■ **ENTRIES SHOWN**
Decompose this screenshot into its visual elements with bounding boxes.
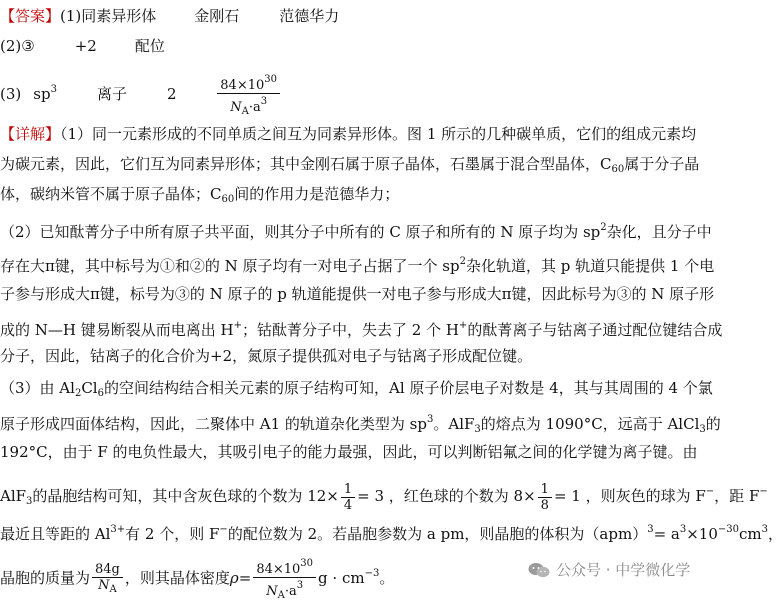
explain-p2-line-1: （2）已知酞菁分子中所有原子共平面，则其分子中所有的 C 原子和所有的 N 原子均为 $sp^2$杂化，且分子中 [0, 222, 712, 241]
explain-p2-line-3: 子参与形成大π键，标号为③的 N 原子的 p 轨道能提供一对电子参与形成大π键，因此标号为③的 N 原子形 [0, 285, 715, 303]
wechat-icon [528, 562, 550, 578]
explain-p1-line-1: 【详解】（1）同一元素形成的不同单质之间互为同素异形体。图 1 所示的几种碳单质，它们的组成元素均 [0, 125, 697, 143]
explain-p3-line-1: （3）由 $Al_2Cl_6$的空间结构结合相关元素的原子结构可知，Al 原子价层电子对数是 4，其与其周围的 4 个氯 [0, 379, 713, 399]
explain-label: 【详解】 [0, 125, 61, 143]
explain-p2-line-5: 分子，因此，钴离子的化合价为+2，氮原子提供孤对电子与钴离子形成配位键。 [0, 347, 533, 365]
explain-p3-line-2: 原子形成四面体结构，因此，二聚体中 A1 的轨道杂化类型为 $sp^3$。AlF$_3$的熔点为 1090°C，远高于 AlCl$_3$的 [0, 414, 721, 435]
explain-p3-line-6: 晶胞的质量为 $\frac{84g}{N_A}$ ，则其晶体密度ρ= $\frac{84\times 10^{30}}{N_A\cdot a^3}$ $g \cdot cm^{-3}$。 [0, 557, 395, 601]
answer-line-3: (3) $sp^3$ 离子 2 $\frac{84\times 10^{30}}{N_A\cdot a^3}$ [0, 70, 282, 119]
fraction-one-quarter: $\frac{1}{4}$ [341, 482, 355, 513]
fraction-cell-mass: $\frac{84g}{N_A}$ [92, 562, 123, 597]
explain-p1-line-2: 为碳元素，因此，它们互为同素异形体；其中金刚石属于原子晶体，石墨属于混合型晶体，$C_{60}$属于分子晶 [0, 155, 700, 175]
explain-p3-line-3: 192°C，由于 F 的电负性最大，其吸引电子的能力最强，因此，可以判断铝氟之间的化学键为离子键。由 [0, 443, 698, 461]
wechat-watermark [528, 559, 690, 580]
answer-line-2: (2)③ +2 配位 [0, 37, 165, 55]
watermark-text: 公众号 · 中学微化学 [556, 561, 691, 579]
answer-line-1: 【答案】(1)同素异形体 金刚石 范德华力 [0, 7, 340, 25]
answer-density-fraction: $\frac{84\times 10^{30}}{N_A\cdot a^3}$ [217, 72, 280, 119]
explain-p2-line-4: 成的 N—H 键易断裂从而电离出 H+；钴酞菁分子中，失去了 2 个 H+的酞菁离子与钴离子通过配位键结合成 [0, 320, 723, 339]
explain-p3-line-5: 最近且等距的 $Al^{3+}$有 2 个，则 F−的配位数为 2。若晶胞参数为 a pm，则晶胞的体积为$(apm)^3= a^3\times 10^{-30}cm^3$， [0, 524, 783, 543]
fraction-density: $\frac{84\times 10^{30}}{N_A\cdot a^3}$ [253, 556, 316, 603]
fraction-one-eighth: $\frac{1}{8}$ [538, 482, 552, 513]
explain-p2-line-2: 存在大π键，其中标号为①和②的 N 原子均有一对电子占据了一个 $sp^2$杂化轨道，其 p 轨道只能提供 1 个电 [0, 256, 715, 275]
explain-p1-line-3: 体，碳纳米管不属于原子晶体；$C_{60}$间的作用力是范德华力； [0, 185, 400, 205]
explain-p3-line-4: AlF$_3$的晶胞结构可知，其中含灰色球的个数为 12× $\frac{1}{4}$ = 3 ，红色球的个数为 8× $\frac{1}{8}$ = 1 ，则灰色的球为 F−，距 F− [0, 481, 768, 513]
answer-label: 【答案】 [0, 7, 61, 25]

■ **REQUIREMENT**
Rewrite all of the lines above, putting "explanation" in place of every "explain" and changing nothing else. Leave the picture out of your answer.

■ **RESULT FOR THIS EXERCISE**
Decompose this screenshot into its visual elements with bounding boxes.
explanation-p2-line-1: （2）已知酞菁分子中所有原子共平面，则其分子中所有的 C 原子和所有的 N 原子均为 $sp^2$杂化，且分子中 [0, 222, 712, 241]
explanation-p2-line-3: 子参与形成大π键，标号为③的 N 原子的 p 轨道能提供一对电子参与形成大π键，因此标号为③的 N 原子形 [0, 285, 715, 303]
wechat-icon [528, 562, 550, 578]
explanation-p1-line-1: 【详解】（1）同一元素形成的不同单质之间互为同素异形体。图 1 所示的几种碳单质，它们的组成元素均 [0, 125, 697, 143]
explanation-p3-line-1: （3）由 $Al_2Cl_6$的空间结构结合相关元素的原子结构可知，Al 原子价层电子对数是 4，其与其周围的 4 个氯 [0, 379, 713, 399]
explanation-label: 【详解】 [0, 125, 61, 143]
explanation-p2-line-5: 分子，因此，钴离子的化合价为+2，氮原子提供孤对电子与钴离子形成配位键。 [0, 347, 533, 365]
explanation-p3-line-2: 原子形成四面体结构，因此，二聚体中 A1 的轨道杂化类型为 $sp^3$。AlF$_3$的熔点为 1090°C，远高于 AlCl$_3$的 [0, 414, 721, 435]
explanation-p3-line-6: 晶胞的质量为 $\frac{84g}{N_A}$ ，则其晶体密度ρ= $\frac{84\times 10^{30}}{N_A\cdot a^3}$ $g \cdot cm^{-3}$。 [0, 557, 395, 601]
answer-line-3: (3) $sp^3$ 离子 2 $\frac{84\times 10^{30}}{N_A\cdot a^3}$ [0, 70, 282, 119]
fraction-one-quarter: $\frac{1}{4}$ [341, 482, 355, 513]
fraction-cell-mass: $\frac{84g}{N_A}$ [92, 562, 123, 597]
explanation-p1-line-2: 为碳元素，因此，它们互为同素异形体；其中金刚石属于原子晶体，石墨属于混合型晶体，$C_{60}$属于分子晶 [0, 155, 700, 175]
explanation-p3-line-3: 192°C，由于 F 的电负性最大，其吸引电子的能力最强，因此，可以判断铝氟之间的化学键为离子键。由 [0, 443, 698, 461]
wechat-watermark [528, 559, 690, 580]
answer-line-2: (2)③ +2 配位 [0, 37, 165, 55]
watermark-text: 公众号 · 中学微化学 [556, 561, 691, 579]
answer-line-1: 【答案】(1)同素异形体 金刚石 范德华力 [0, 7, 340, 25]
answer-density-fraction: $\frac{84\times 10^{30}}{N_A\cdot a^3}$ [217, 72, 280, 119]
explanation-p2-line-4: 成的 N—H 键易断裂从而电离出 H+；钴酞菁分子中，失去了 2 个 H+的酞菁离子与钴离子通过配位键结合成 [0, 320, 723, 339]
explanation-p3-line-5: 最近且等距的 $Al^{3+}$有 2 个，则 F−的配位数为 2。若晶胞参数为 a pm，则晶胞的体积为$(apm)^3= a^3\times 10^{-30}cm^3$， [0, 524, 783, 543]
fraction-density: $\frac{84\times 10^{30}}{N_A\cdot a^3}$ [253, 556, 316, 603]
fraction-one-eighth: $\frac{1}{8}$ [538, 482, 552, 513]
explanation-p2-line-2: 存在大π键，其中标号为①和②的 N 原子均有一对电子占据了一个 $sp^2$杂化轨道，其 p 轨道只能提供 1 个电 [0, 256, 715, 275]
explanation-p1-line-3: 体，碳纳米管不属于原子晶体；$C_{60}$间的作用力是范德华力； [0, 185, 400, 205]
explanation-p3-line-4: AlF$_3$的晶胞结构可知，其中含灰色球的个数为 12× $\frac{1}{4}$ = 3 ，红色球的个数为 8× $\frac{1}{8}$ = 1 ，则灰色的球为 F−，距 F− [0, 481, 768, 513]
answer-label: 【答案】 [0, 7, 61, 25]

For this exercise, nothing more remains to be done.